* Begin Input records *

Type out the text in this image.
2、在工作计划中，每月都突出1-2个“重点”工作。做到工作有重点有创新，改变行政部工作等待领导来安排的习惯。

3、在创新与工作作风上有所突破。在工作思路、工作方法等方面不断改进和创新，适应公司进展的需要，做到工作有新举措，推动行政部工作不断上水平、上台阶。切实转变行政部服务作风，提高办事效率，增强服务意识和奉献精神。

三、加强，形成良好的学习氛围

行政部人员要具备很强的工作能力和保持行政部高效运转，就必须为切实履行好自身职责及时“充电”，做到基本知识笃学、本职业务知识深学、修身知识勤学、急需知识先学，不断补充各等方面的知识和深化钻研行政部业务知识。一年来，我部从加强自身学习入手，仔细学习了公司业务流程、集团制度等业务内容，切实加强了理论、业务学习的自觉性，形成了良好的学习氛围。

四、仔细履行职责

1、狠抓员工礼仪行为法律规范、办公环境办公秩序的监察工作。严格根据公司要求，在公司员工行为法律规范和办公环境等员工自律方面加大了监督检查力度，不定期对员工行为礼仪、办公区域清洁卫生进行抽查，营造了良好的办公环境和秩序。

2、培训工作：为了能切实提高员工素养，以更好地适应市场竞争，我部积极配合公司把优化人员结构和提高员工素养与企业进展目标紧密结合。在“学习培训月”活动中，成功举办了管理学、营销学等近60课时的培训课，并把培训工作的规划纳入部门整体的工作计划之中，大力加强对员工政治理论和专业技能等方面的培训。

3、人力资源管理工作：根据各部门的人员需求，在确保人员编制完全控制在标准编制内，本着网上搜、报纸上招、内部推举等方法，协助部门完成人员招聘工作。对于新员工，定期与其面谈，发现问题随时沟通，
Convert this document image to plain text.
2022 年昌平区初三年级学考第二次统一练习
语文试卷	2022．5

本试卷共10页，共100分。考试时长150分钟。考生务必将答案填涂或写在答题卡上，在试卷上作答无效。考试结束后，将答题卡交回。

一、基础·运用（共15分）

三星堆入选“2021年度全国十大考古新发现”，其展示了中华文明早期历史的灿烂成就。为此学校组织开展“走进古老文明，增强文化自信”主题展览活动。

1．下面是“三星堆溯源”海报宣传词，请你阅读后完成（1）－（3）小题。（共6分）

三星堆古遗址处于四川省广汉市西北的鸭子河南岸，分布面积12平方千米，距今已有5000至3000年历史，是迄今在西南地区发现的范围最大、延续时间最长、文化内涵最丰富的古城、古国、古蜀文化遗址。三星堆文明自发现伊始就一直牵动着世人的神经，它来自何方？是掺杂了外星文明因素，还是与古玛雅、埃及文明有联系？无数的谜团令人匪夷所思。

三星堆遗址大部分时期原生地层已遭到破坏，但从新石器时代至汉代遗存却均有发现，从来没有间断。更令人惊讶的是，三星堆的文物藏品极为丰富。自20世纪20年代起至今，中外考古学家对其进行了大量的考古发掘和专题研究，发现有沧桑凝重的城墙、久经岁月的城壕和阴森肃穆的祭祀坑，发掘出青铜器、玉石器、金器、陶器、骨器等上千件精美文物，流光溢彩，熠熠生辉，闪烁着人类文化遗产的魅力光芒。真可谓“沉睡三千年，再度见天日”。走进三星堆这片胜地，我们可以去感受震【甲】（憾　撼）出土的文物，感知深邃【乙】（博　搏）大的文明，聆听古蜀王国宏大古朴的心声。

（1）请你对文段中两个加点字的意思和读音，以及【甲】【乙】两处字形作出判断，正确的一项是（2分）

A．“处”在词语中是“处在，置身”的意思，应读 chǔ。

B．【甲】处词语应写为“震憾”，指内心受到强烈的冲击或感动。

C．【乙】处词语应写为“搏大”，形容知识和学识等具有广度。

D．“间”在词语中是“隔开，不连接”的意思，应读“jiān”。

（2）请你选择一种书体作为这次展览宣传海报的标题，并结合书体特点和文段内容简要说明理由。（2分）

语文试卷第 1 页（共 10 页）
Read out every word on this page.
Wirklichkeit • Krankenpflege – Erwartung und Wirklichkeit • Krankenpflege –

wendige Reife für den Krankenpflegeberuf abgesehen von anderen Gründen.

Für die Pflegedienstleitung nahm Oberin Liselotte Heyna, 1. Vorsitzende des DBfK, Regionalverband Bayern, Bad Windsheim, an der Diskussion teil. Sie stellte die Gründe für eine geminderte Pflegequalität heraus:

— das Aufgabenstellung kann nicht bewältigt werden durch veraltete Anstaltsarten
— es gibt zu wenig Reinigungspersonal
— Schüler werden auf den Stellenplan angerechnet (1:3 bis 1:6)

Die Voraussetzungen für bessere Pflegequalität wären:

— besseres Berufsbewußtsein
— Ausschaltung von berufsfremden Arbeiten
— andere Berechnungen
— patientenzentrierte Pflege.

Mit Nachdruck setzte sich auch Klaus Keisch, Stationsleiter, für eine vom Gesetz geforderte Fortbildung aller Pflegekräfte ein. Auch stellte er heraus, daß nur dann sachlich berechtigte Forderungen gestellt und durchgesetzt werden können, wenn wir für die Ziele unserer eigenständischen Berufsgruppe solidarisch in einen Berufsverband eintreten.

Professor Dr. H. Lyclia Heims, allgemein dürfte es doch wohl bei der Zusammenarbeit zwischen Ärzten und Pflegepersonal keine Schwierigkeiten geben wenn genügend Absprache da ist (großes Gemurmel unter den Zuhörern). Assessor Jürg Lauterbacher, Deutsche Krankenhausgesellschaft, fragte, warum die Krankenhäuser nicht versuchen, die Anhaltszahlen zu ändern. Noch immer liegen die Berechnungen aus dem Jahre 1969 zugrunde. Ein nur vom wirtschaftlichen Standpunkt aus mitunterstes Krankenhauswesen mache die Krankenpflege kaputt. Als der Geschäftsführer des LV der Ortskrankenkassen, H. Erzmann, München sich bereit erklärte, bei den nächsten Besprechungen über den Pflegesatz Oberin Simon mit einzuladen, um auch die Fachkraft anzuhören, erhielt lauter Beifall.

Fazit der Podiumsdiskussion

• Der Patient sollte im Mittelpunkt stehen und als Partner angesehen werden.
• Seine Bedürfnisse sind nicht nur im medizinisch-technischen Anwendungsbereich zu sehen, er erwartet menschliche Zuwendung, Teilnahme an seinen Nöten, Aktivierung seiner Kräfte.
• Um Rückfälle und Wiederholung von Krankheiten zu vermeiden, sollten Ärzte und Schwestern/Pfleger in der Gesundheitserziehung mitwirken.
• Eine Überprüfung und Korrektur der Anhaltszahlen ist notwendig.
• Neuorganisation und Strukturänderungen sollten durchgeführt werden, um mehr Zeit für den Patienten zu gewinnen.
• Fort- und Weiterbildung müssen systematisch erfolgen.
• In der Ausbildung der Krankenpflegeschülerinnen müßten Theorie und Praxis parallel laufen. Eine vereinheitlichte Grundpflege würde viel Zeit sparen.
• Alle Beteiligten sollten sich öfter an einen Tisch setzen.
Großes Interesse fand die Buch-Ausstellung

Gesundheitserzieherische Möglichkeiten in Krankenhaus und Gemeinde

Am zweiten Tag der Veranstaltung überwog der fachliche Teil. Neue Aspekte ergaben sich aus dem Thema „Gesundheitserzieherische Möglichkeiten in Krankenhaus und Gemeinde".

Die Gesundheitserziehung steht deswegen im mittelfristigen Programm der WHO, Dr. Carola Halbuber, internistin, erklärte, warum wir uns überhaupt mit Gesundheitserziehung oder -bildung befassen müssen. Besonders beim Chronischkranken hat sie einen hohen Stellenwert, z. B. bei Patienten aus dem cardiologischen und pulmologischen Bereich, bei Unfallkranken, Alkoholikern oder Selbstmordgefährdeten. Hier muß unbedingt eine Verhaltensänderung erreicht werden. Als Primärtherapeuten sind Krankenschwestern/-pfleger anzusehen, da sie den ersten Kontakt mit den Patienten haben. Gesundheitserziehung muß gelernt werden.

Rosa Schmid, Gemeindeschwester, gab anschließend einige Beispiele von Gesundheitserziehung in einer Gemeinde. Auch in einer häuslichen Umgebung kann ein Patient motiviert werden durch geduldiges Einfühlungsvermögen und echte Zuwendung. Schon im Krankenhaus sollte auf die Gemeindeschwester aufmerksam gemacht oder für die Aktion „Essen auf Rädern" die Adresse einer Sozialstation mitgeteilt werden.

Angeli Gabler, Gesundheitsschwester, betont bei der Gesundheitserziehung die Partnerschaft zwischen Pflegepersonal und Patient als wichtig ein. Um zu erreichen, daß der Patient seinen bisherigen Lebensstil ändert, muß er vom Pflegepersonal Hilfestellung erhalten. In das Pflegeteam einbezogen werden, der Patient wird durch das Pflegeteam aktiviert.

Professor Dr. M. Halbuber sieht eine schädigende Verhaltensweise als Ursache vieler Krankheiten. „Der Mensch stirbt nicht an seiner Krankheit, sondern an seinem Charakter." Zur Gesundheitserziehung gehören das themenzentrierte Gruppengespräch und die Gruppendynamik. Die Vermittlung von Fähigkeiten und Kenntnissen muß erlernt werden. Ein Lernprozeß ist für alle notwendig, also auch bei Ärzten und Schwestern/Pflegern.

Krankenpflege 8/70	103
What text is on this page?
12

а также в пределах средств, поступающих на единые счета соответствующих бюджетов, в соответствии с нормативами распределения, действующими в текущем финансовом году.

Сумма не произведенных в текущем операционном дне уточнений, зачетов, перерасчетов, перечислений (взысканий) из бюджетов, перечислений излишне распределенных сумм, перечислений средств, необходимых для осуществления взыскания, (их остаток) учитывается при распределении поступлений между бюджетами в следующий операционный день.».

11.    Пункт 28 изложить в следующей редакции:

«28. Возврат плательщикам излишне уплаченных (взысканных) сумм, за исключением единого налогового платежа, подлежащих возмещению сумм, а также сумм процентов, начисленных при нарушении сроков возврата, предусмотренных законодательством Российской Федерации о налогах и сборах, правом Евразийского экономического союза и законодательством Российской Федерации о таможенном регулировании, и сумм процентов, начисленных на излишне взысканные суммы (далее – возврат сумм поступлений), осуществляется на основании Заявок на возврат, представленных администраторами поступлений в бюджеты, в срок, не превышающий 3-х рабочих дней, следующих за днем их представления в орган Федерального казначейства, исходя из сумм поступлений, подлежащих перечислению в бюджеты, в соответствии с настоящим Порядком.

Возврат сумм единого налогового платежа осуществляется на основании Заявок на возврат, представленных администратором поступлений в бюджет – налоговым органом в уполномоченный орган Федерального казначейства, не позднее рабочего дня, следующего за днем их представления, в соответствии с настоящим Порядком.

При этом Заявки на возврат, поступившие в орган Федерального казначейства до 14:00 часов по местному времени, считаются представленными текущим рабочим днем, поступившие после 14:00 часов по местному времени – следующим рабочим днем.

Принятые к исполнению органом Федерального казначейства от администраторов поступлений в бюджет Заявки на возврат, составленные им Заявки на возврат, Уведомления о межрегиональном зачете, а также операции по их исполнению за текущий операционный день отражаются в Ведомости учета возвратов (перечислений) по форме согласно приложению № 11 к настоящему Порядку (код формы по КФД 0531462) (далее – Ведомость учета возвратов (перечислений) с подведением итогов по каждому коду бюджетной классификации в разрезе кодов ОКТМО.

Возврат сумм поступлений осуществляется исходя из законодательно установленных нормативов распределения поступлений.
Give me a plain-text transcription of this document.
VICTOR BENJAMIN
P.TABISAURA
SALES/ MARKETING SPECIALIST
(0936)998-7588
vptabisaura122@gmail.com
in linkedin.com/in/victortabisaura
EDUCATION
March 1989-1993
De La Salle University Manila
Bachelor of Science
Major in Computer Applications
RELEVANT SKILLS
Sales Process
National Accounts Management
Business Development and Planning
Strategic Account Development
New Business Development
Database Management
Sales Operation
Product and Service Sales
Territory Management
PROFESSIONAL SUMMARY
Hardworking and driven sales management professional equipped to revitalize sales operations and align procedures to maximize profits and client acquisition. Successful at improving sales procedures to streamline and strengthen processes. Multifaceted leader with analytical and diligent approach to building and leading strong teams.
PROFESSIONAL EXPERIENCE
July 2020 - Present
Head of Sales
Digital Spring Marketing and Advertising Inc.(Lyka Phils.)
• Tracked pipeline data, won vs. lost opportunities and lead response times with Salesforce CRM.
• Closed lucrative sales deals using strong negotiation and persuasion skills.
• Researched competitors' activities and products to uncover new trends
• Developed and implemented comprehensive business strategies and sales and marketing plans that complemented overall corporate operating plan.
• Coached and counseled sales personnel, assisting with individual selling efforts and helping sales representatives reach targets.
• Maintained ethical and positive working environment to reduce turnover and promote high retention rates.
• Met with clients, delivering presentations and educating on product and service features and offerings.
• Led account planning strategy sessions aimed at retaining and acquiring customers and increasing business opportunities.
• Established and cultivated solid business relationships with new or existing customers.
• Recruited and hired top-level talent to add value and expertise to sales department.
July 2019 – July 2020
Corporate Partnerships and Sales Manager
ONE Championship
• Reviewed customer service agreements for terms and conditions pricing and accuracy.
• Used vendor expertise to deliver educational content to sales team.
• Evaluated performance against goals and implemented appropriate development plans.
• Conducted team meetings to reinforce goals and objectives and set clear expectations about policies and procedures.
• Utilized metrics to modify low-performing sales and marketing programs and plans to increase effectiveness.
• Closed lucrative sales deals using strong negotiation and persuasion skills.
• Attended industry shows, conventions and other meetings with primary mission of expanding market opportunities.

* End Input records *

Written instruction:
Look through the material above. Copy each line where the word "Zeit" appears.

Correct output:
• Neuorganisation und Strukturänderungen sollten durchgeführt werden, um mehr Zeit für den Patienten zu gewinnen.
• In der Ausbildung der Krankenpflegeschülerinnen müßten Theorie und Praxis parallel laufen. Eine vereinheitlichte Grundpflege würde viel Zeit sparen.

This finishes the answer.